§ What is being asked: Convert the lines from the one containing "align-bottom-icon [513,10,529,23]" up to and including the last line of the material into a numbered list, omitting any blank lines. Include only those lines.

§ Information shown:

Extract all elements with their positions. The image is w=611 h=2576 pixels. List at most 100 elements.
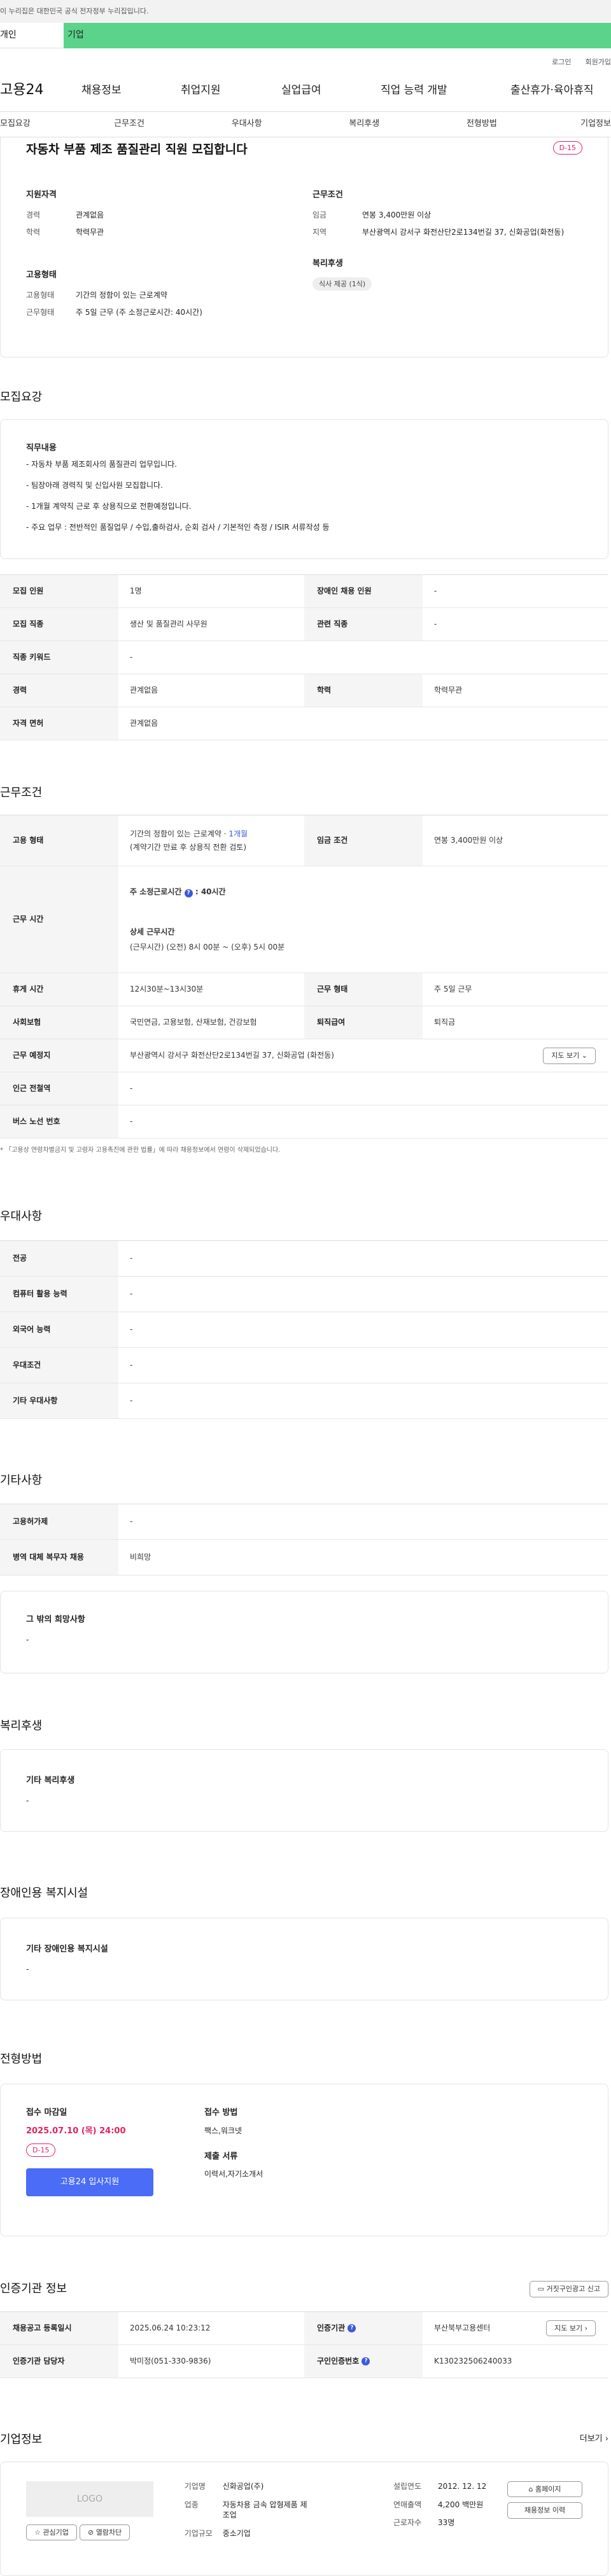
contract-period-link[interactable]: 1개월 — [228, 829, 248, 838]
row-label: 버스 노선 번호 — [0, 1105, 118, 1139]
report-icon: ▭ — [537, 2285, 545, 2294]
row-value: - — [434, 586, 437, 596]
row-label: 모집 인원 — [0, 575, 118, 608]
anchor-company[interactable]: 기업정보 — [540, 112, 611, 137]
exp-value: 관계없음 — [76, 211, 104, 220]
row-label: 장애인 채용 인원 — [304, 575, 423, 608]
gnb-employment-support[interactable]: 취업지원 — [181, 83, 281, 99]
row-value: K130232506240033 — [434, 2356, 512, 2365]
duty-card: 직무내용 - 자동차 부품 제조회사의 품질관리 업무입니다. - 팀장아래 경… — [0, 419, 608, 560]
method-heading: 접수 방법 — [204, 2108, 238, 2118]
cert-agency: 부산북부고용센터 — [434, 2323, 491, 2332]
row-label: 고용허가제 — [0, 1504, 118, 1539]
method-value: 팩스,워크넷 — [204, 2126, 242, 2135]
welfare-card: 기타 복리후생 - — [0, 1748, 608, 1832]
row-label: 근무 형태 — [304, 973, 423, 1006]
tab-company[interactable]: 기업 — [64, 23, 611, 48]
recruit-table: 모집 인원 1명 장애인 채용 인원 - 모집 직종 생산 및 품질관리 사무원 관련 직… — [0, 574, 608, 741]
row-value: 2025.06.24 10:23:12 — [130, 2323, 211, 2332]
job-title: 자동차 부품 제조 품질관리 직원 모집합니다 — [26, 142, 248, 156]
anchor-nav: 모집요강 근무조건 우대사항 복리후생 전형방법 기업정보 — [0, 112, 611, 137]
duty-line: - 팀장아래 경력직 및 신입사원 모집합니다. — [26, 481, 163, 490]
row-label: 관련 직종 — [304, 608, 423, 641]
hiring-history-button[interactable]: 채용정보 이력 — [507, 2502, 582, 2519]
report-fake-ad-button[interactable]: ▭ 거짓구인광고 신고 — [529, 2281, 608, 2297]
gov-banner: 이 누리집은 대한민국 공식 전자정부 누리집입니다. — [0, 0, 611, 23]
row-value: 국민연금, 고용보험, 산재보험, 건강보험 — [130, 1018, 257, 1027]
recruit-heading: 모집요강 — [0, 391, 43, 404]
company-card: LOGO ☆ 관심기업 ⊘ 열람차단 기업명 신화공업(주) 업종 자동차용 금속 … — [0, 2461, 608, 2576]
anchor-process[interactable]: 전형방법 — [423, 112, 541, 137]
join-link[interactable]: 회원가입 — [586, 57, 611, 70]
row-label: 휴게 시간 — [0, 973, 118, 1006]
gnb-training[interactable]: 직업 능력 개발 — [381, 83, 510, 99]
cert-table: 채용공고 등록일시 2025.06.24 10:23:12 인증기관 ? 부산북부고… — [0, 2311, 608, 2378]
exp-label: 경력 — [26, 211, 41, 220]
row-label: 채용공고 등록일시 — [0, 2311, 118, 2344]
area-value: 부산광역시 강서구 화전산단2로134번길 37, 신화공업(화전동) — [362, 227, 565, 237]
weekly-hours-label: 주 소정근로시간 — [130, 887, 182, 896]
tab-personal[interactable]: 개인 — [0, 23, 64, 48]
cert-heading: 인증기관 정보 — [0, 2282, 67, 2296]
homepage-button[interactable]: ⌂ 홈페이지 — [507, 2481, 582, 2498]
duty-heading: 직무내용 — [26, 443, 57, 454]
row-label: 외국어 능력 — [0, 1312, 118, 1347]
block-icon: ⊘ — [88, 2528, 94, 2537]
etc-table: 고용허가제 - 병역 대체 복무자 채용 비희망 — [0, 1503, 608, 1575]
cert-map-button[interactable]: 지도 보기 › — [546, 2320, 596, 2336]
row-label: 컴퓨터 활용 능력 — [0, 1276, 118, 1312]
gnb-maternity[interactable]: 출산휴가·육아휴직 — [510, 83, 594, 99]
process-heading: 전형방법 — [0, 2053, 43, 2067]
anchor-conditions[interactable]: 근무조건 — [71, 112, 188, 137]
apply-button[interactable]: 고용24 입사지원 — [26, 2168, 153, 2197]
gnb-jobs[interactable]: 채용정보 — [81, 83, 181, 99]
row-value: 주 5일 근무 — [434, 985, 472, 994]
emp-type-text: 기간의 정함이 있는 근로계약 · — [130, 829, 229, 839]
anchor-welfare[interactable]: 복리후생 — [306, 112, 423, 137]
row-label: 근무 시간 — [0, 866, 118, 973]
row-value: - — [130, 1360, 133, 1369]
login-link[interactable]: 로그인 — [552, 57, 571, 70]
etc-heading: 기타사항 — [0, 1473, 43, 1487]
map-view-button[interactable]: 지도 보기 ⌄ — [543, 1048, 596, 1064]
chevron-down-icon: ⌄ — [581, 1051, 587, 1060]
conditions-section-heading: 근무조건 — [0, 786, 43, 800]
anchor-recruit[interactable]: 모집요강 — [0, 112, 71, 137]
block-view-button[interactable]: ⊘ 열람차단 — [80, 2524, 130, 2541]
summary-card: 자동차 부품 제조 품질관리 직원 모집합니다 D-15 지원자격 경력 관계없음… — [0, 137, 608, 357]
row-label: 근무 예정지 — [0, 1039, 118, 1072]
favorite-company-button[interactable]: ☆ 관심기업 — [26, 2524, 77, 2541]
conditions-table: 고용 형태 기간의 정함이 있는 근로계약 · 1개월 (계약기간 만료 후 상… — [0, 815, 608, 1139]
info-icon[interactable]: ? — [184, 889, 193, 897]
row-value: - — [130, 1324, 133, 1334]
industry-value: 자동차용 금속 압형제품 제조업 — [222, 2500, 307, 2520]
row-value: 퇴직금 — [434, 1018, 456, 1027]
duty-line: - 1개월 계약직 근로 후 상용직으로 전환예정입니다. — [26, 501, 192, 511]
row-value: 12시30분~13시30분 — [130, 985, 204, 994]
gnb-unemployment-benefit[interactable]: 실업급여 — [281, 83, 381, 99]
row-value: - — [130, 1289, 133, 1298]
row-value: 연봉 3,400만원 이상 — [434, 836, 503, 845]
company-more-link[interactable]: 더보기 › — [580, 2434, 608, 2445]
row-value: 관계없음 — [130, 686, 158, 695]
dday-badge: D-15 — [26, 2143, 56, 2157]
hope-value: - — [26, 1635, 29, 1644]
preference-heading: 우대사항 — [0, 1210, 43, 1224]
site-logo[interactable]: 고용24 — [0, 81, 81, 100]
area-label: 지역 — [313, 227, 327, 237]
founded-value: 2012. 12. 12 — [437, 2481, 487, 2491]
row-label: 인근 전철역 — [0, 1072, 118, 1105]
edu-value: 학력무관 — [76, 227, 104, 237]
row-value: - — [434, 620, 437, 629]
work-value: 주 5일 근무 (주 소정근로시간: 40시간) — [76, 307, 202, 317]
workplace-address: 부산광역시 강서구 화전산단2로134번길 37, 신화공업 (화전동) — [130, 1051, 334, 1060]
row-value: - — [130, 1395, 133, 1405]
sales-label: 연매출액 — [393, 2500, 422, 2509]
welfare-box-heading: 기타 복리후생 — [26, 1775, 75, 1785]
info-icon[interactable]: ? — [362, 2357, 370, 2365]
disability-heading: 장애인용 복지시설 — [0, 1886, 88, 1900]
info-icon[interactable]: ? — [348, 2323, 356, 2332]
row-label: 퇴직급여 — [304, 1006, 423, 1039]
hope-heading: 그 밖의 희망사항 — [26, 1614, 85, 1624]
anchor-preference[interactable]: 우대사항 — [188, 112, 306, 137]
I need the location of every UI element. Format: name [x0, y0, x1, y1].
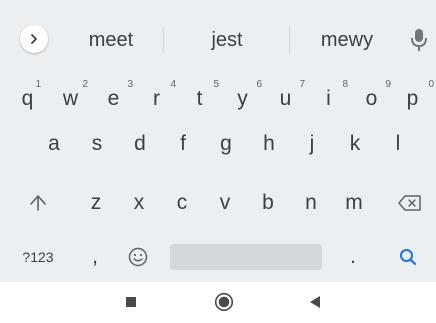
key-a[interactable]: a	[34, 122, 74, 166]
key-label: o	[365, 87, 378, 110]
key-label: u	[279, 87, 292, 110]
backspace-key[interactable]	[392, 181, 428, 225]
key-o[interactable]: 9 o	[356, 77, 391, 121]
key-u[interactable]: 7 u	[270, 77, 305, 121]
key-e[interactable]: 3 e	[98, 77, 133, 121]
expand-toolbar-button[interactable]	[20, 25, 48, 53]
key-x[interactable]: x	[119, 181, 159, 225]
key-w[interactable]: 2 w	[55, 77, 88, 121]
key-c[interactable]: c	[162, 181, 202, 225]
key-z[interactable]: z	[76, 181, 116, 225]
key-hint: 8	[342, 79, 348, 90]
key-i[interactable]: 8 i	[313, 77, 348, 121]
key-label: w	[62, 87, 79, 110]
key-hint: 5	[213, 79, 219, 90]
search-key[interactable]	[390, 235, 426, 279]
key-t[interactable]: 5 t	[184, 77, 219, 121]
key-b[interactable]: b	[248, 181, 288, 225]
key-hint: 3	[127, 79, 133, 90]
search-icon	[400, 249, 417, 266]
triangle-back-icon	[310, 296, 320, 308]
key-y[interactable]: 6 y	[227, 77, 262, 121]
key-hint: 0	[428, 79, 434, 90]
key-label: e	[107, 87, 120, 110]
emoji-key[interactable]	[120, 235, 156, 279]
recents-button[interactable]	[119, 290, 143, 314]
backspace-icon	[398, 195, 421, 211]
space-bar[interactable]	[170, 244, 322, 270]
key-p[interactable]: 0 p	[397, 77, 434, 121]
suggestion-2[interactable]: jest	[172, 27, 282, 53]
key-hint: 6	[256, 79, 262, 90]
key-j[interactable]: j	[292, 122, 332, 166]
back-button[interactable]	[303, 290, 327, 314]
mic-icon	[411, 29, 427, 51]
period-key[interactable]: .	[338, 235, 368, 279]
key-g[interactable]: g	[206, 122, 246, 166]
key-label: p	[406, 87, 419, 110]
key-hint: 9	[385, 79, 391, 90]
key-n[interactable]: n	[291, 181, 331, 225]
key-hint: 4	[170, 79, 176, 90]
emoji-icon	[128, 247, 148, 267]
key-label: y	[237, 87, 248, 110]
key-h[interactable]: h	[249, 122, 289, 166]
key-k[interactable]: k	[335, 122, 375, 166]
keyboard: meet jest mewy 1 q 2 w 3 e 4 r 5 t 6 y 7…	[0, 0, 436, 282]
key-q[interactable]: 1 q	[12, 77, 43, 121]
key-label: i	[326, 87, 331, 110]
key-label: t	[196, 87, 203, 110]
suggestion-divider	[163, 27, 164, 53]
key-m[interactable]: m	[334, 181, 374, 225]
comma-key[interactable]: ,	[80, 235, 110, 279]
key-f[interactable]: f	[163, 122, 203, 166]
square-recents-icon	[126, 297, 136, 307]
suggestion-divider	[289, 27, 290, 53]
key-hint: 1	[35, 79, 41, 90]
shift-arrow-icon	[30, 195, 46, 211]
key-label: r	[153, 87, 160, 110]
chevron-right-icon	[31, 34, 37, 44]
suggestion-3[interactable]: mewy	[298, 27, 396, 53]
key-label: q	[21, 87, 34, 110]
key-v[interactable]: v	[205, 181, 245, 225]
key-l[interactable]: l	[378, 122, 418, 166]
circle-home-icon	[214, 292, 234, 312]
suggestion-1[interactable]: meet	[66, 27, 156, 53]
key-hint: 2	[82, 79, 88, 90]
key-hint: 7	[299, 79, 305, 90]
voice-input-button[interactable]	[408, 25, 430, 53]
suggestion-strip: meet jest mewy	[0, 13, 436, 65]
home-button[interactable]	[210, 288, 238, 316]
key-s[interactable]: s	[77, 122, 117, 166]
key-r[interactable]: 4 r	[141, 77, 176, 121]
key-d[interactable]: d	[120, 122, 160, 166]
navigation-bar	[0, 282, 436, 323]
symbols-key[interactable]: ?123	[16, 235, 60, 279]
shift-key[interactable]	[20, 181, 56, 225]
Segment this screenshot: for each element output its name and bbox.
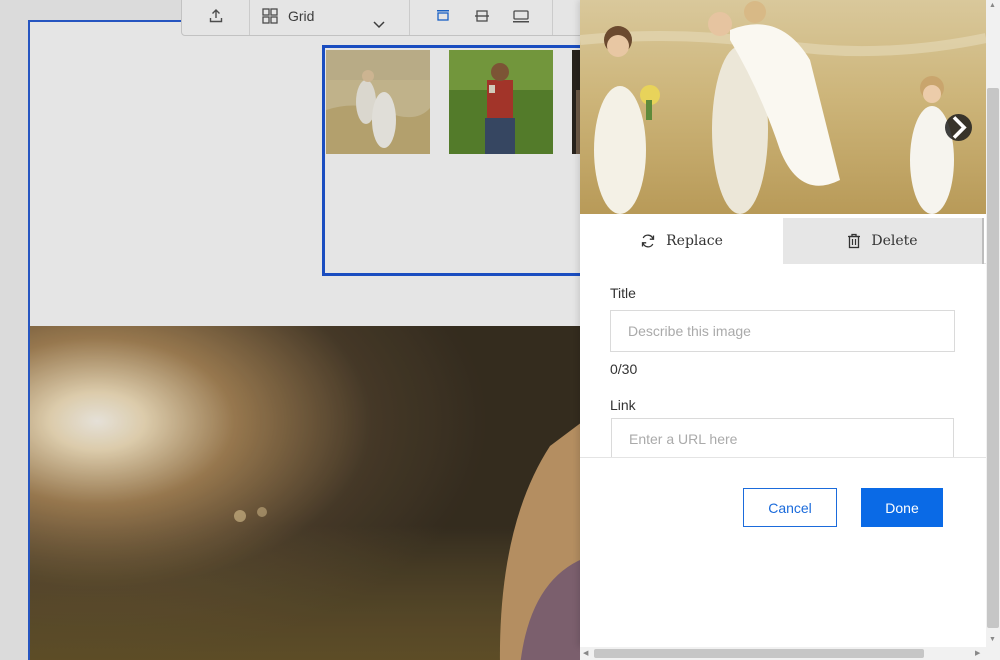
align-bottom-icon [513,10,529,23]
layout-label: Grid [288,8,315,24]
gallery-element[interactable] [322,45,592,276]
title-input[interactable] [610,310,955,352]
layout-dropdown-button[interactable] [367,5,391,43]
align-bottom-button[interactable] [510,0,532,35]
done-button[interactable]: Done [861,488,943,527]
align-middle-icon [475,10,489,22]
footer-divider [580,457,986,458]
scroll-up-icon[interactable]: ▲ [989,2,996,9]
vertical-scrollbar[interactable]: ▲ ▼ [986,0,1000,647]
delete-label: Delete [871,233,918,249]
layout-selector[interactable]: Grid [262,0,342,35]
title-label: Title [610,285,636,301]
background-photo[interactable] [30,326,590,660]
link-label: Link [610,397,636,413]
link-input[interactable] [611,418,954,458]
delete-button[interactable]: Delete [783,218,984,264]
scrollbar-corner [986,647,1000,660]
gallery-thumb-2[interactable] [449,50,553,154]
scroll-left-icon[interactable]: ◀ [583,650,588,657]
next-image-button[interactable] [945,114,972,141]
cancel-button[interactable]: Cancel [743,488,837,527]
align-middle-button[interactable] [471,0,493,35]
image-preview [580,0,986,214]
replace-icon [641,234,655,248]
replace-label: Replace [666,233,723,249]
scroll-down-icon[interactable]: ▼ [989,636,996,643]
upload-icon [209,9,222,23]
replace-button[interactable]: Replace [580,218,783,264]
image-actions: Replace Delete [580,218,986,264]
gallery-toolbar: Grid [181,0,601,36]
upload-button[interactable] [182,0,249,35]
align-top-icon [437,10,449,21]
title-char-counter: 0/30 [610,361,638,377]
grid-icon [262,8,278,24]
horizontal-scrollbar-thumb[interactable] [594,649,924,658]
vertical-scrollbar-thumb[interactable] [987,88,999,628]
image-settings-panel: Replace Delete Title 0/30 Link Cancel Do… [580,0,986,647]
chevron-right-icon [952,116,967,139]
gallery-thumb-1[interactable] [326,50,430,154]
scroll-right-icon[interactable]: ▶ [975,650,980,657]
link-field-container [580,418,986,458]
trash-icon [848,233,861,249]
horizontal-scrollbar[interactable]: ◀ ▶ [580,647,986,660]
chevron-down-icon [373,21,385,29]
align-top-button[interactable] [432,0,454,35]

§ Exercise answer:
1. align-bottom-icon [513,10,529,23]
2. layout-label: Grid [288,8,315,24]
3. gallery-element[interactable] [322,45,592,276]
4. title-input[interactable] [610,310,955,352]
5. layout-dropdown-button[interactable] [367,5,391,43]
6. align-bottom-button[interactable] [510,0,532,35]
7. done-button[interactable]: Done [861,488,943,527]
8. align-middle-icon [475,10,489,22]
9. footer-divider [580,457,986,458]
10. scroll-up-icon[interactable]: ▲ [989,2,996,9]
11. vertical-scrollbar[interactable]: ▲ ▼ [986,0,1000,647]
12. delete-label: Delete [871,233,918,249]
13. layout-selector[interactable]: Grid [262,0,342,35]
14. title-label: Title [610,285,636,301]
15. background-photo[interactable] [30,326,590,660]
16. link-label: Link [610,397,636,413]
17. link-input[interactable] [611,418,954,458]
18. delete-button[interactable]: Delete [783,218,984,264]
19. scrollbar-corner [986,647,1000,660]
20. gallery-thumb-2[interactable] [449,50,553,154]
21. scroll-left-icon[interactable]: ◀ [583,650,588,657]
22. next-image-button[interactable] [945,114,972,141]
23. cancel-button[interactable]: Cancel [743,488,837,527]
24. align-middle-button[interactable] [471,0,493,35]
25. image-preview [580,0,986,214]
26. replace-icon [641,234,655,248]
27. replace-label: Replace [666,233,723,249]
28. scroll-down-icon[interactable]: ▼ [989,636,996,643]
29. upload-icon [209,9,222,23]
30. replace-button[interactable]: Replace [580,218,783,264]
31. image-actions: Replace Delete [580,218,986,264]
32. gallery-toolbar: Grid [181,0,601,36]
33. upload-button[interactable] [182,0,249,35]
34. align-top-icon [437,10,449,21]
35. title-char-counter: 0/30 [610,361,638,377]
36. grid-icon [262,8,278,24]
37. horizontal-scrollbar-thumb[interactable] [594,649,924,658]
38. vertical-scrollbar-thumb[interactable] [987,88,999,628]
39. image-settings-panel: Replace Delete Title 0/30 Link Cancel Do… [580,0,986,647]
40. chevron-right-icon [952,116,967,139]
41. gallery-thumb-1[interactable] [326,50,430,154]
42. scroll-right-icon[interactable]: ▶ [975,650,980,657]
43. link-field-container [580,418,986,458]
44. trash-icon [848,233,861,249]
45. horizontal-scrollbar[interactable]: ◀ ▶ [580,647,986,660]
46. chevron-down-icon [373,21,385,29]
47. align-top-button[interactable] [432,0,454,35]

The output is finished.